--- Start of TASK INPUTS ---

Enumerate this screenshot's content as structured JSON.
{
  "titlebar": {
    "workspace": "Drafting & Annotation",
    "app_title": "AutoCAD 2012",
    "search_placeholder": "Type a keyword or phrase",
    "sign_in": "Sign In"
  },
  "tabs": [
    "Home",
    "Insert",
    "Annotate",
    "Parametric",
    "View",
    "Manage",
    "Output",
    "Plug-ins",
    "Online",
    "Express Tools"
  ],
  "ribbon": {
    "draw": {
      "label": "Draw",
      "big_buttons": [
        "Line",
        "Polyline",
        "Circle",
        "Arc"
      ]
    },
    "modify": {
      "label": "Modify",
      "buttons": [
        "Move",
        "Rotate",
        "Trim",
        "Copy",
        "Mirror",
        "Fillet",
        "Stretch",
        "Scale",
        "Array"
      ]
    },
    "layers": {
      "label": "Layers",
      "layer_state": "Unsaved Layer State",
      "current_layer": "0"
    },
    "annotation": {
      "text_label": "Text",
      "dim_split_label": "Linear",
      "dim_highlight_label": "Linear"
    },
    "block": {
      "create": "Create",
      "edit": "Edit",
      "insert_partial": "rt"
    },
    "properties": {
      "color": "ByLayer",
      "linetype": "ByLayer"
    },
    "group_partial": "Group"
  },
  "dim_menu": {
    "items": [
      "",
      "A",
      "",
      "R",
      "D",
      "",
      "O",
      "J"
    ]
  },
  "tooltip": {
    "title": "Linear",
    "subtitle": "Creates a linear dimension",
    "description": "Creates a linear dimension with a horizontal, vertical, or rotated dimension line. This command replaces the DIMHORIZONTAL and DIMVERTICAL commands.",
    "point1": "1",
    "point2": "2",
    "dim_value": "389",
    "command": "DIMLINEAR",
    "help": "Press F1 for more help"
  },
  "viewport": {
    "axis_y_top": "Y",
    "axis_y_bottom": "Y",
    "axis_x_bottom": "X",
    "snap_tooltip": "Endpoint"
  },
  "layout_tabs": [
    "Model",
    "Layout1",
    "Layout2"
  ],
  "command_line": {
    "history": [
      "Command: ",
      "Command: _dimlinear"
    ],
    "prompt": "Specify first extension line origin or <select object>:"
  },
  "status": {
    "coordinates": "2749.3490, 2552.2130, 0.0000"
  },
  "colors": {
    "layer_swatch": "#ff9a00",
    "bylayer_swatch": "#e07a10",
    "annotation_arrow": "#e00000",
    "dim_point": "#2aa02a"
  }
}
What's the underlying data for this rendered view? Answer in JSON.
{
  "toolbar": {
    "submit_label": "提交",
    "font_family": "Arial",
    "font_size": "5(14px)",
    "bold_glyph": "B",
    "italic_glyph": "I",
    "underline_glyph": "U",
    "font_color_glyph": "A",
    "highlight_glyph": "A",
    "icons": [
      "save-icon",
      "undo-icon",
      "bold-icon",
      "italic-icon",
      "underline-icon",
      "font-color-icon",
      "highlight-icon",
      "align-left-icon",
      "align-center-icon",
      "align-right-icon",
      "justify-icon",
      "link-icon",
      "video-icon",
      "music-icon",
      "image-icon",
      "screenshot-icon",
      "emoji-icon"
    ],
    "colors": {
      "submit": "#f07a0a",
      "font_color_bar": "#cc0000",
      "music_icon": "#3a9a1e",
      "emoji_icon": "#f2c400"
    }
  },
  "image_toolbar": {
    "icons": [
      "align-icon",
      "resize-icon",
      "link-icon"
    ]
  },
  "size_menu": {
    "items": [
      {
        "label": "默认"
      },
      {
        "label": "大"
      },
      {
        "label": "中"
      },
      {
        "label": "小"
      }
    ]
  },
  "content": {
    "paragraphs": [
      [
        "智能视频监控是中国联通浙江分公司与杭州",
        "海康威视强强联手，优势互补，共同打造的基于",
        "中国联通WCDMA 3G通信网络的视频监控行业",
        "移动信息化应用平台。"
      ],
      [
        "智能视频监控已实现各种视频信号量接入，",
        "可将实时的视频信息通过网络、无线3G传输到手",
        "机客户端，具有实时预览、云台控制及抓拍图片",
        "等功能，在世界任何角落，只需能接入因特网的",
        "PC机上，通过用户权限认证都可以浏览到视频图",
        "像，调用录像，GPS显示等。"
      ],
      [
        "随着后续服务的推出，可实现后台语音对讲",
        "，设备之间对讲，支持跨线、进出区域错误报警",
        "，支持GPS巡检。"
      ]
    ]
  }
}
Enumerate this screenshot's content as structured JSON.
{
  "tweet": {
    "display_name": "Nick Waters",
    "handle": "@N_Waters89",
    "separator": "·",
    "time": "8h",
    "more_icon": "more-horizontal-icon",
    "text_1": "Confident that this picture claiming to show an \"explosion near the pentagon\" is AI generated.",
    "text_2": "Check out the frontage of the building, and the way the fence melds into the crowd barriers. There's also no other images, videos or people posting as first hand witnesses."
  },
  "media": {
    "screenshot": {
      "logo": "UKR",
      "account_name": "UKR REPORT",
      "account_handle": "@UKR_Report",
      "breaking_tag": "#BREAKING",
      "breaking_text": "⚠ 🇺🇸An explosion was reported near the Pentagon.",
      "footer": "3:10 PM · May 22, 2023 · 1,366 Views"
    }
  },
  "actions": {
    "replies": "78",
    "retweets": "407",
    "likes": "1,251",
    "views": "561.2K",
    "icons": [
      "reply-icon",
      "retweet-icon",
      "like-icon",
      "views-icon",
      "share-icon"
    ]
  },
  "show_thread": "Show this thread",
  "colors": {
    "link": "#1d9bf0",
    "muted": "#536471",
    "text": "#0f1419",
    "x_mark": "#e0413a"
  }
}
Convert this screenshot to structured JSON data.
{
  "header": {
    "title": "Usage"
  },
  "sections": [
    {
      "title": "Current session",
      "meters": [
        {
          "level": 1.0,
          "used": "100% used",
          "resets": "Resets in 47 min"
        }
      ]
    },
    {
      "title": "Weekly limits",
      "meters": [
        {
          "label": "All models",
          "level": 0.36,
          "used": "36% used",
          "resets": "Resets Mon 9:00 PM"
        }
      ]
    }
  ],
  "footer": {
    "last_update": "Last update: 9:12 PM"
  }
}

--- End of TASK INPUTS ---

Extract from the data every line where "horizontal" shows up.

    "description": "Creates a linear dimension with a horizontal, vertical, or rotated dimension line. This command replaces the DIMHORIZONTAL and DIMVERTICAL commands.",
    "more_icon": "more-horizontal-icon",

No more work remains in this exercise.